## AIM OF THE TASK
Pick out each line in these entries that contains the string "批改时间".

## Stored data

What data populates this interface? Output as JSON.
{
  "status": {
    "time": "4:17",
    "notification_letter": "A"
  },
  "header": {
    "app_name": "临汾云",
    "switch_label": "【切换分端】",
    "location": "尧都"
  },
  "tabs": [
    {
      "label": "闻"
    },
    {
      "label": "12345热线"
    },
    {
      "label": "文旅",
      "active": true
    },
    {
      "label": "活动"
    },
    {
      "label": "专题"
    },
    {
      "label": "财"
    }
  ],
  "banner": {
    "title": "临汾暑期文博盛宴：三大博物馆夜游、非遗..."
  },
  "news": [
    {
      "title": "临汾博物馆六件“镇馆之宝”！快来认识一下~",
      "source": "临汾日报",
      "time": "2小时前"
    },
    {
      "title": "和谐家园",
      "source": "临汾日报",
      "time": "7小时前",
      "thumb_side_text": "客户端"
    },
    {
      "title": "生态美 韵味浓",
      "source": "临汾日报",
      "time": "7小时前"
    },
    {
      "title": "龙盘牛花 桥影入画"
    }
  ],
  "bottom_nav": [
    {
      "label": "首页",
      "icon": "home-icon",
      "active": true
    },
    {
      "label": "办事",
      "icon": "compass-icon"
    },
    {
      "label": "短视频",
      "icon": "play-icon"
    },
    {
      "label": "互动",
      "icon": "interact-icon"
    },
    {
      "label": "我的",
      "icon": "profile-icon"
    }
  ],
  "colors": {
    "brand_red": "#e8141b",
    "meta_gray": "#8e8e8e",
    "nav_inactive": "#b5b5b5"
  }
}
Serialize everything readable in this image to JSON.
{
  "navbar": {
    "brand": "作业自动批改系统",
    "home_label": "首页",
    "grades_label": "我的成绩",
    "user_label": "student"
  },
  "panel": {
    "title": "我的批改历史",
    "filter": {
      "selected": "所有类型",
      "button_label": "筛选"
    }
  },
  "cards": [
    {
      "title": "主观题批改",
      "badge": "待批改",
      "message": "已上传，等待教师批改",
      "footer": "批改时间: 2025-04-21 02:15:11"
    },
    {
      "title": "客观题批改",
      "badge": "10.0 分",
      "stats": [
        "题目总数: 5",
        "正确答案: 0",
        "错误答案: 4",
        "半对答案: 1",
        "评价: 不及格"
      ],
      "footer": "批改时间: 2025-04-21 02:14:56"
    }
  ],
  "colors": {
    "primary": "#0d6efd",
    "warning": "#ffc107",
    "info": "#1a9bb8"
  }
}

## RESULT FOR THIS TASK
      "footer": "批改时间: 2025-04-21 02:15:11"
      "footer": "批改时间: 2025-04-21 02:14:56"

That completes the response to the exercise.